begin MATERIAL FOR THE TASK
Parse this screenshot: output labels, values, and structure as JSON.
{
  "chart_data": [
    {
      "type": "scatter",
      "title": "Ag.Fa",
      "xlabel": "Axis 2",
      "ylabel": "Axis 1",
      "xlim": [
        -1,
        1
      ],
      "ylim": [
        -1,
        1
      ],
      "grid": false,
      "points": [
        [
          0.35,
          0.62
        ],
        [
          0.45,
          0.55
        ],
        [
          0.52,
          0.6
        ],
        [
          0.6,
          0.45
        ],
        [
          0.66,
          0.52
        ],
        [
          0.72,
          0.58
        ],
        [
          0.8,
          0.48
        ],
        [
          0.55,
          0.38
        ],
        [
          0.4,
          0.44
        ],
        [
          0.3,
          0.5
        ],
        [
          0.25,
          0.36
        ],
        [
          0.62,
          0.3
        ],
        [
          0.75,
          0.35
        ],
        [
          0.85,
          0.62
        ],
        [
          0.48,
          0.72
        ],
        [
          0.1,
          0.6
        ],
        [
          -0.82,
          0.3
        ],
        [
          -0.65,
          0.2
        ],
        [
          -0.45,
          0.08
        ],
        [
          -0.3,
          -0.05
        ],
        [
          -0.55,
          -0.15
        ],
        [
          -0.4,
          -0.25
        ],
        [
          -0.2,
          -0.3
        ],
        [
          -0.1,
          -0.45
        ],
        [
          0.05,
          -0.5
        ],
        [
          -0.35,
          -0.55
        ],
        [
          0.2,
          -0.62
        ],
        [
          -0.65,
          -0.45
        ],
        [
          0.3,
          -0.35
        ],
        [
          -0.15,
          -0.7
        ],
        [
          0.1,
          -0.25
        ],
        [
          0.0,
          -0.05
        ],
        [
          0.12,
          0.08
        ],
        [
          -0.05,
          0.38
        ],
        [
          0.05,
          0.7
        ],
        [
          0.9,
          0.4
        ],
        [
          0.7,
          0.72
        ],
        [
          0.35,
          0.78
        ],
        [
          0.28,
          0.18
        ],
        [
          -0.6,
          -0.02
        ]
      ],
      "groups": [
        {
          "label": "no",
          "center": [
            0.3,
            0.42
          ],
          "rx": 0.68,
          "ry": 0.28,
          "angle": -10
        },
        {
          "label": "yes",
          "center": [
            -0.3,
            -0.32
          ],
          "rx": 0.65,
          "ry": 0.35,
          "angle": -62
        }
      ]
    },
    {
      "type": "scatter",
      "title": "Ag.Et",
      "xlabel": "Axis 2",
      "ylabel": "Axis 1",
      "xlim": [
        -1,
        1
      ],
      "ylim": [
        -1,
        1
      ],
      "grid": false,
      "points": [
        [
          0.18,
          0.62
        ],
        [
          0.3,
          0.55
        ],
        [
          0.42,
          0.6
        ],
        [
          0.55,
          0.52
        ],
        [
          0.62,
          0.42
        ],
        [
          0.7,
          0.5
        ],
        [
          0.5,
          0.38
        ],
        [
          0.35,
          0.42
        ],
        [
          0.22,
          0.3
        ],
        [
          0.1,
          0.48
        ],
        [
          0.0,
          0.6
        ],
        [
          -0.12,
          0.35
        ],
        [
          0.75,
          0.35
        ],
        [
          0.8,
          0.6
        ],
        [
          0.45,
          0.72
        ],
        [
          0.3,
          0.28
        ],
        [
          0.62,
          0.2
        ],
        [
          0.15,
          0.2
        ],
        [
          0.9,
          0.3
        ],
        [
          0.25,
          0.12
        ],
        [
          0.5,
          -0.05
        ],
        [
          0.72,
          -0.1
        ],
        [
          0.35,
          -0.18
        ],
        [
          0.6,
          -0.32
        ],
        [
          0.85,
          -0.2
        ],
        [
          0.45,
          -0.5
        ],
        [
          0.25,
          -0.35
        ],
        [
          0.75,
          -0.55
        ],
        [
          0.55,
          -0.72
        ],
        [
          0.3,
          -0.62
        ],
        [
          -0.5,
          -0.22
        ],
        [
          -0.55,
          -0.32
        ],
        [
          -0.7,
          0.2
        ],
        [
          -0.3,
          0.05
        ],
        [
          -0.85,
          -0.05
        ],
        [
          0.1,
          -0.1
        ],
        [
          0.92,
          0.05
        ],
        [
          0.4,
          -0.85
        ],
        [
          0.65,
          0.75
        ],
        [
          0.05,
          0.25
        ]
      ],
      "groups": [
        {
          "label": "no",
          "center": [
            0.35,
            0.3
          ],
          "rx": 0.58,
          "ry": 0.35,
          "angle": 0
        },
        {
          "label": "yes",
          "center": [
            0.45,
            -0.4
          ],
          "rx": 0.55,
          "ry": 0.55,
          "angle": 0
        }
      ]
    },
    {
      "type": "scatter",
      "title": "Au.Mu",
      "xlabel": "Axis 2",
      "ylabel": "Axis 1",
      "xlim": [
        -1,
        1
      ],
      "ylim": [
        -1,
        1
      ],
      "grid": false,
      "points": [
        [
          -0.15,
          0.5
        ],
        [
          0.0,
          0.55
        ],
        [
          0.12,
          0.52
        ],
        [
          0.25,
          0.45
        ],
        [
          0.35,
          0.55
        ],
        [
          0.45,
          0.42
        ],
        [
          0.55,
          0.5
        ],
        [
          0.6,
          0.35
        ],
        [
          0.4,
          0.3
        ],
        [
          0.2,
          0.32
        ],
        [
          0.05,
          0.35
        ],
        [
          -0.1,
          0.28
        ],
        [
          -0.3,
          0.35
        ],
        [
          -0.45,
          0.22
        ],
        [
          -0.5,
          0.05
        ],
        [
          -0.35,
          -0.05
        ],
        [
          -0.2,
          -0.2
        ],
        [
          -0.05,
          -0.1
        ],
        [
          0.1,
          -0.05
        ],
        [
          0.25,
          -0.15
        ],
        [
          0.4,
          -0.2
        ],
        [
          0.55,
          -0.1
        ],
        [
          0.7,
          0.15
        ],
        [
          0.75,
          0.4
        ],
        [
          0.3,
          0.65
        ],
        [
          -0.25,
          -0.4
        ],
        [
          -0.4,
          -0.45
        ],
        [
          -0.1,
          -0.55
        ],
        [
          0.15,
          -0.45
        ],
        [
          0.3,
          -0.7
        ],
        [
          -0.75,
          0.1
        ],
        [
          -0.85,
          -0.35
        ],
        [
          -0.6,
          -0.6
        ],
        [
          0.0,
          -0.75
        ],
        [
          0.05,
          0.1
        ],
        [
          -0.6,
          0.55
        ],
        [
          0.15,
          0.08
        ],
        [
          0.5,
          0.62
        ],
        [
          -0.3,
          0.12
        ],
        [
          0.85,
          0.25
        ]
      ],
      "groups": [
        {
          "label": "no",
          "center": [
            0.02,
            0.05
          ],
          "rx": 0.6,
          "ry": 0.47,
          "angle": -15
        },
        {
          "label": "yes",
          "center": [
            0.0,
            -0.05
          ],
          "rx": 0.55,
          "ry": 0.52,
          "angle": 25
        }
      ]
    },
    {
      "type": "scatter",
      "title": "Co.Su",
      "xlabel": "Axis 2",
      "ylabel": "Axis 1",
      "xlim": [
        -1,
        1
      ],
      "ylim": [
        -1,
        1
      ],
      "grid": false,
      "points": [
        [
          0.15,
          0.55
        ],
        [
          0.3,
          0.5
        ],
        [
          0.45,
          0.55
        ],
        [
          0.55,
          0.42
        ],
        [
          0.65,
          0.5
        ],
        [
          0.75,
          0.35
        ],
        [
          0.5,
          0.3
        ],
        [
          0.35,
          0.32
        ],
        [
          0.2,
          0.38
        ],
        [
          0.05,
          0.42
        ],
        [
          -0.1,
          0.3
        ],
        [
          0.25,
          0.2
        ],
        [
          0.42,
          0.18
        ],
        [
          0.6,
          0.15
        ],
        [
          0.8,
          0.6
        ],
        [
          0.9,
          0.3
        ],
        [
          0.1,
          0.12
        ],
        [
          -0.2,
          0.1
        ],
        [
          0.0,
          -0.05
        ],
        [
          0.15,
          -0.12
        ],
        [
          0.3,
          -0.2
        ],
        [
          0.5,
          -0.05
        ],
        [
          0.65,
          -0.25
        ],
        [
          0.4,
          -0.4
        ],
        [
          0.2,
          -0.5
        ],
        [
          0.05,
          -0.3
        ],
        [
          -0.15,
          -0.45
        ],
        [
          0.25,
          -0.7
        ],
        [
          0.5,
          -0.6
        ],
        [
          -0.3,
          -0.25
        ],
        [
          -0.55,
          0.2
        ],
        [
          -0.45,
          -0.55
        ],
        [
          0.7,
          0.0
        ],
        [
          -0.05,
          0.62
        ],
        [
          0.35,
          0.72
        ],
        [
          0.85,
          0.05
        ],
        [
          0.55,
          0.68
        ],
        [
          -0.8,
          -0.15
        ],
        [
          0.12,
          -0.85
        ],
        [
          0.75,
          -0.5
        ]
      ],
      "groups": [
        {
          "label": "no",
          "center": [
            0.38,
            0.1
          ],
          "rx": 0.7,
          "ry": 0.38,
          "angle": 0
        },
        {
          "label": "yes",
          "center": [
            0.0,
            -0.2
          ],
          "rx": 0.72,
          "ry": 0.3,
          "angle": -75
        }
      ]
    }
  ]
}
end MATERIAL FOR THE TASK
[TASK OBJECTIVE] Every line of the records that includes the word "title" should be gathered.

[FULL SOLUTION]
      "title": "Ag.Fa",
      "title": "Ag.Et",
      "title": "Au.Mu",
      "title": "Co.Su",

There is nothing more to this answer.